- _SELECTED PASSAGE_:
------------------------------
Seven years ago, I went to bed happily married and woke up a widow and single mom to 7 kids.

Dan was my first boyfriend and only boyfriend. We met in youth group, were high school sweethearts and went to college together. We married just after I turned 20, the first day of the rest of our life.

That naïve girl had no idea the rest of our life would end so early.

The night before we’d had pizza together as a family, the kids had gone to bed and we’d said goodnight like a thousand other ordinary nights.

Somewhere in the dark early morning hours, I heard Dan breathing funny. “It’s just a nightmare, Hon,” I said, nudging him to wake him. But when his breathing continued, I realized this was different.

I flipped on the overhead light and could see immediately something was wrong. I cried out to Dan and my older children heard and ran in. We started CPR as the 9-1-1 operator walked us through and within minutes the paramedics arrived.

Good, I thought. He’s in good hands now. Is he gonna be mad when he wakes up and realizes he has to miss work.

But within the hour, the ER doctor would take me into the room you never want and gently explain they’d worked for over an hour and had never been able to revive him.

And just like that, every bit of life shattered.

Tomorrow’s plans, next week’s to-do’s, long-held dreams were gone and would never be again. It felt like I’d been ripped in two leaving raw and ragged nerves exposed.

Our life hadn’t been perfect, but it had been full and good. Now every morning, I woke to gut-wrenching grief, deep missing, a constant ache of loneliness, fear and despair.

And even worse was pain I felt for my children’s loss that I couldn’t fix.

What do we do when life as we know it has imploded and the future is a blank, black hole?

Navigating deep grief for the first time, I found three anchors that held me in grief.

1. A daily exchange in the Word

Every morning, I’d get away by myself for time in the Word. I cried and told God this was too hard. I couldn’t get myself through grief much less raise seven grieving children.

Then I’d open the Bible for that day’s reading. I didn’t search for specific scriptures or certain stories. I was reading through the Bible and regardless of whether I was in Leviticus or Luke, God always met me.

In a great, daily exchange, I would bring my pain and despair to God and He would give me encouragement and hope for that day.

It wasn’t enough for the week. I had to go back again the next day but always, always, God lifted my head and gave me enough strength to parent and show up for that day’s tasks.

2. Looking for good.

Along with daily Bible time, I started a gratitude list. When circumstances felt bad, I desperately needed to see the good.

Some days, I recorded big things God did that still stun me or small details that were huge because they were so personal and practical.

Keeping a gratitude list forced me to look back over the previous day to see what God was doing in us and around us. I discovered just what scripture says — that even in the worst circumstances, God is good and God does good.

3. Believing what I didn’t feel.

In deep grief, our emotions can lie. My emotions told me I’d never smile again and taunted that life would never be good again.

I had such fear for our future, for our finances, for raising boys to men without their dad. What had been garden-variety angst now became paralyzing fear.
------------------------------
- _LISTED ENTRIES_:
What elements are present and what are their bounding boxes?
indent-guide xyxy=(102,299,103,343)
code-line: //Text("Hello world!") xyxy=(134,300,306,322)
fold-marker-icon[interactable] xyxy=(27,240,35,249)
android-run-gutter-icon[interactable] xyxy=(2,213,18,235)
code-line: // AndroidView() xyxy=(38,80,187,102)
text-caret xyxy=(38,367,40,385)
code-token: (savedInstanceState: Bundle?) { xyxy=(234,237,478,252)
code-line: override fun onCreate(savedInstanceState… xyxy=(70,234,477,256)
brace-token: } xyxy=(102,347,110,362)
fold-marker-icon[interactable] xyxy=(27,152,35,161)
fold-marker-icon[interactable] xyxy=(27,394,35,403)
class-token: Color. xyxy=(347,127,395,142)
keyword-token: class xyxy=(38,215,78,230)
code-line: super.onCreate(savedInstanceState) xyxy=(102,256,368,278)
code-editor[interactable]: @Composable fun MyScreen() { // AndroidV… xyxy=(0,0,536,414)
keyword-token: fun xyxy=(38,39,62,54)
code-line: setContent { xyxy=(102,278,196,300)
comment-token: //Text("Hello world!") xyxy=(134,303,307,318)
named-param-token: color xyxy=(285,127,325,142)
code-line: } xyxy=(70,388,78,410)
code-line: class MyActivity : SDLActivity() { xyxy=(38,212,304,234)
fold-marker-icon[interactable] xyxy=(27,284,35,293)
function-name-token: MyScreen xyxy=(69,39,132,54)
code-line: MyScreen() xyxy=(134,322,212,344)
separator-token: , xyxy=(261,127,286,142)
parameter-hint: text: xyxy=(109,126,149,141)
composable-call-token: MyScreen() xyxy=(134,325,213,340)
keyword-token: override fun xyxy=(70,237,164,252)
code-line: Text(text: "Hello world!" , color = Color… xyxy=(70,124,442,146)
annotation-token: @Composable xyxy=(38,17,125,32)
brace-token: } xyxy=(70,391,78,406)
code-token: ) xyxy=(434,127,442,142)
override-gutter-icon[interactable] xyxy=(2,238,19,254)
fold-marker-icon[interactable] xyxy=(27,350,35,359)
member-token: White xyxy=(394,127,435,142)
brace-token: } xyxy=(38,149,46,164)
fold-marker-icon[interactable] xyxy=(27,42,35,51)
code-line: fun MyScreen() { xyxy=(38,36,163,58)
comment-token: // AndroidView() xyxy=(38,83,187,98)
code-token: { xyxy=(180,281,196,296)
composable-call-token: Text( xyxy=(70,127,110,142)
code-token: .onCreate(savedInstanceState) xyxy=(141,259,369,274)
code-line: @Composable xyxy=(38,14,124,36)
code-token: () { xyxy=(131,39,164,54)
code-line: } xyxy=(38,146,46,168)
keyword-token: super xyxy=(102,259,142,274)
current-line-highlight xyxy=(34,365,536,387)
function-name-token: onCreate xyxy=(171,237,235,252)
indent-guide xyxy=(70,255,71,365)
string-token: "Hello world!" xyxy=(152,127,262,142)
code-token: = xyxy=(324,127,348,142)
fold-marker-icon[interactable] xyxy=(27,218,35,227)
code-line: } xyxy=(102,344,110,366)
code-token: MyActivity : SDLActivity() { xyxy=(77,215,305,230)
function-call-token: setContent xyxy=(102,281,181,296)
------------------------------
- _WRITTEN PROBLEM_: Can you resume the account of grieving a husband's sudden death, picking up right after its last sentence?

- _ANSWER TO THE PROBLEM_:
I had to choose to believe God’s promises and trust His character when my emotions told me different.

God is faithful and can be nothing else. He says He’s the defender of widows and father to the fatherless. He promises to provide all our needs according to His riches in Christ Jesus and to give wisdom generously when we ask.

I began to take God at His word, asking God for wisdom as I parented and took scary steps on my own. I trusted God would provide just as He’d provided through Dan’s job. I trusted He had a hope and a future for us, that joy would come in the morning and that there was as much abundant life this side of Dan’s death as before.

Grief is grueling and there are no shortcuts and yet, God holds us through the storm.

I still need my daily exchange, still keep a gratitude list and still trust what I cannot see. But seven years in, I can say with great confidence — the Anchor holds.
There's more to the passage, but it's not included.